(SET TASK)
Will you transcribe the entries that follow, exactly and in full?

Stored data:
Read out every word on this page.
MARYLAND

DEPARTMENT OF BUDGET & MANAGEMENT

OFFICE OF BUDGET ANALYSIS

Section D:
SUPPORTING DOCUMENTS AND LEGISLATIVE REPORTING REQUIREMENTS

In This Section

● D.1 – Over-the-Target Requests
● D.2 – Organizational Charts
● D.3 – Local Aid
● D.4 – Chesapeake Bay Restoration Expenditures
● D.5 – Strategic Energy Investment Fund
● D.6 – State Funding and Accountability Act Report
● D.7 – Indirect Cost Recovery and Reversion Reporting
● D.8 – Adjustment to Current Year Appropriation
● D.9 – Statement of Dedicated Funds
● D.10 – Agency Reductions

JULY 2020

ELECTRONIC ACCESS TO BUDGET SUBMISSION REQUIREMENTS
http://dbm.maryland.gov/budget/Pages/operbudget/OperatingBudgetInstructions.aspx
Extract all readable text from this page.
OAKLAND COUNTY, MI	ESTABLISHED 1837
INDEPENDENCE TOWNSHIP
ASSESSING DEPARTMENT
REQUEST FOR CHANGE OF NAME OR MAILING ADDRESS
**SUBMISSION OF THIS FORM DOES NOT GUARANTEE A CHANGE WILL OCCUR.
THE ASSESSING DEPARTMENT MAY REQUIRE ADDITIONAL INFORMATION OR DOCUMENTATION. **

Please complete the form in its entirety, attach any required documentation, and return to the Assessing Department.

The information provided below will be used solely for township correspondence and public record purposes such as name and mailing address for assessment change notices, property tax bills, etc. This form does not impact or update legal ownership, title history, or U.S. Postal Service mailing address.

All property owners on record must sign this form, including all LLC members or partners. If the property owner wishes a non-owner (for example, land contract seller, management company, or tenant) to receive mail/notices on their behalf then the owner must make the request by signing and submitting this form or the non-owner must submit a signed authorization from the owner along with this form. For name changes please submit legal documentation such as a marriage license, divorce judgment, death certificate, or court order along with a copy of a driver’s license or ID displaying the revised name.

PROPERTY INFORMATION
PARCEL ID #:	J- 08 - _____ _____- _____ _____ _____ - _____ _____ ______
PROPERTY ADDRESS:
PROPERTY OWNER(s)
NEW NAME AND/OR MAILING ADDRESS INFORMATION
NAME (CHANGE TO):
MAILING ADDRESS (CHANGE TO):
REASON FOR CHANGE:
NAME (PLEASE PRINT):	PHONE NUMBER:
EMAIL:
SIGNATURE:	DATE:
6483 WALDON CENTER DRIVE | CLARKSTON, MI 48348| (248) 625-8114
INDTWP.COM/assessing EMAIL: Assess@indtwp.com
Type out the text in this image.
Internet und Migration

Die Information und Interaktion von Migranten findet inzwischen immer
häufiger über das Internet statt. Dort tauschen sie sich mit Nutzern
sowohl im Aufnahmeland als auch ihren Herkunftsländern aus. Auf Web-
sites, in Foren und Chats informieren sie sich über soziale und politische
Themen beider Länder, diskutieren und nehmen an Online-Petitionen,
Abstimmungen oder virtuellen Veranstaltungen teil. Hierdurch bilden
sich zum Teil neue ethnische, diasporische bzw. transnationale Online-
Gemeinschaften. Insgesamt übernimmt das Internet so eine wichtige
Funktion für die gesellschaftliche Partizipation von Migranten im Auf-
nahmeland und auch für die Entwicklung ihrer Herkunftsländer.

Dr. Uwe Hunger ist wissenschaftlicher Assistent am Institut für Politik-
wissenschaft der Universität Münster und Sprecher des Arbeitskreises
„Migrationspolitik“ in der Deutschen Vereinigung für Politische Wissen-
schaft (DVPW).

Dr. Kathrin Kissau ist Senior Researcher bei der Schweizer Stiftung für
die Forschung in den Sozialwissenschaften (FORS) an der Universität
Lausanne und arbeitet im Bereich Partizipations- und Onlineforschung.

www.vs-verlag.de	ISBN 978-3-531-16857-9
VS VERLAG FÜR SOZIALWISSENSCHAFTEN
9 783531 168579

(REPLY TO THE EXERCISE)
Read out every word on this page.
MARYLAND

DEPARTMENT OF BUDGET & MANAGEMENT

OFFICE OF BUDGET ANALYSIS

Section D:
SUPPORTING DOCUMENTS AND LEGISLATIVE REPORTING REQUIREMENTS

In This Section

● D.1 – Over-the-Target Requests
● D.2 – Organizational Charts
● D.3 – Local Aid
● D.4 – Chesapeake Bay Restoration Expenditures
● D.5 – Strategic Energy Investment Fund
● D.6 – State Funding and Accountability Act Report
● D.7 – Indirect Cost Recovery and Reversion Reporting
● D.8 – Adjustment to Current Year Appropriation
● D.9 – Statement of Dedicated Funds
● D.10 – Agency Reductions

JULY 2020

ELECTRONIC ACCESS TO BUDGET SUBMISSION REQUIREMENTS
http://dbm.maryland.gov/budget/Pages/operbudget/OperatingBudgetInstructions.aspx
Extract all readable text from this page.
OAKLAND COUNTY, MI	ESTABLISHED 1837
INDEPENDENCE TOWNSHIP
ASSESSING DEPARTMENT
REQUEST FOR CHANGE OF NAME OR MAILING ADDRESS
**SUBMISSION OF THIS FORM DOES NOT GUARANTEE A CHANGE WILL OCCUR.
THE ASSESSING DEPARTMENT MAY REQUIRE ADDITIONAL INFORMATION OR DOCUMENTATION. **

Please complete the form in its entirety, attach any required documentation, and return to the Assessing Department.

The information provided below will be used solely for township correspondence and public record purposes such as name and mailing address for assessment change notices, property tax bills, etc. This form does not impact or update legal ownership, title history, or U.S. Postal Service mailing address.

All property owners on record must sign this form, including all LLC members or partners. If the property owner wishes a non-owner (for example, land contract seller, management company, or tenant) to receive mail/notices on their behalf then the owner must make the request by signing and submitting this form or the non-owner must submit a signed authorization from the owner along with this form. For name changes please submit legal documentation such as a marriage license, divorce judgment, death certificate, or court order along with a copy of a driver’s license or ID displaying the revised name.

PROPERTY INFORMATION
PARCEL ID #:	J- 08 - _____ _____- _____ _____ _____ - _____ _____ ______
PROPERTY ADDRESS:
PROPERTY OWNER(s)
NEW NAME AND/OR MAILING ADDRESS INFORMATION
NAME (CHANGE TO):
MAILING ADDRESS (CHANGE TO):
REASON FOR CHANGE:
NAME (PLEASE PRINT):	PHONE NUMBER:
EMAIL:
SIGNATURE:	DATE:
6483 WALDON CENTER DRIVE | CLARKSTON, MI 48348| (248) 625-8114
INDTWP.COM/assessing EMAIL: Assess@indtwp.com
Type out the text in this image.
Internet und Migration

Die Information und Interaktion von Migranten findet inzwischen immer
häufiger über das Internet statt. Dort tauschen sie sich mit Nutzern
sowohl im Aufnahmeland als auch ihren Herkunftsländern aus. Auf Web-
sites, in Foren und Chats informieren sie sich über soziale und politische
Themen beider Länder, diskutieren und nehmen an Online-Petitionen,
Abstimmungen oder virtuellen Veranstaltungen teil. Hierdurch bilden
sich zum Teil neue ethnische, diasporische bzw. transnationale Online-
Gemeinschaften. Insgesamt übernimmt das Internet so eine wichtige
Funktion für die gesellschaftliche Partizipation von Migranten im Auf-
nahmeland und auch für die Entwicklung ihrer Herkunftsländer.

Dr. Uwe Hunger ist wissenschaftlicher Assistent am Institut für Politik-
wissenschaft der Universität Münster und Sprecher des Arbeitskreises
„Migrationspolitik“ in der Deutschen Vereinigung für Politische Wissen-
schaft (DVPW).

Dr. Kathrin Kissau ist Senior Researcher bei der Schweizer Stiftung für
die Forschung in den Sozialwissenschaften (FORS) an der Universität
Lausanne und arbeitet im Bereich Partizipations- und Onlineforschung.

www.vs-verlag.de	ISBN 978-3-531-16857-9
VS VERLAG FÜR SOZIALWISSENSCHAFTEN
9 783531 168579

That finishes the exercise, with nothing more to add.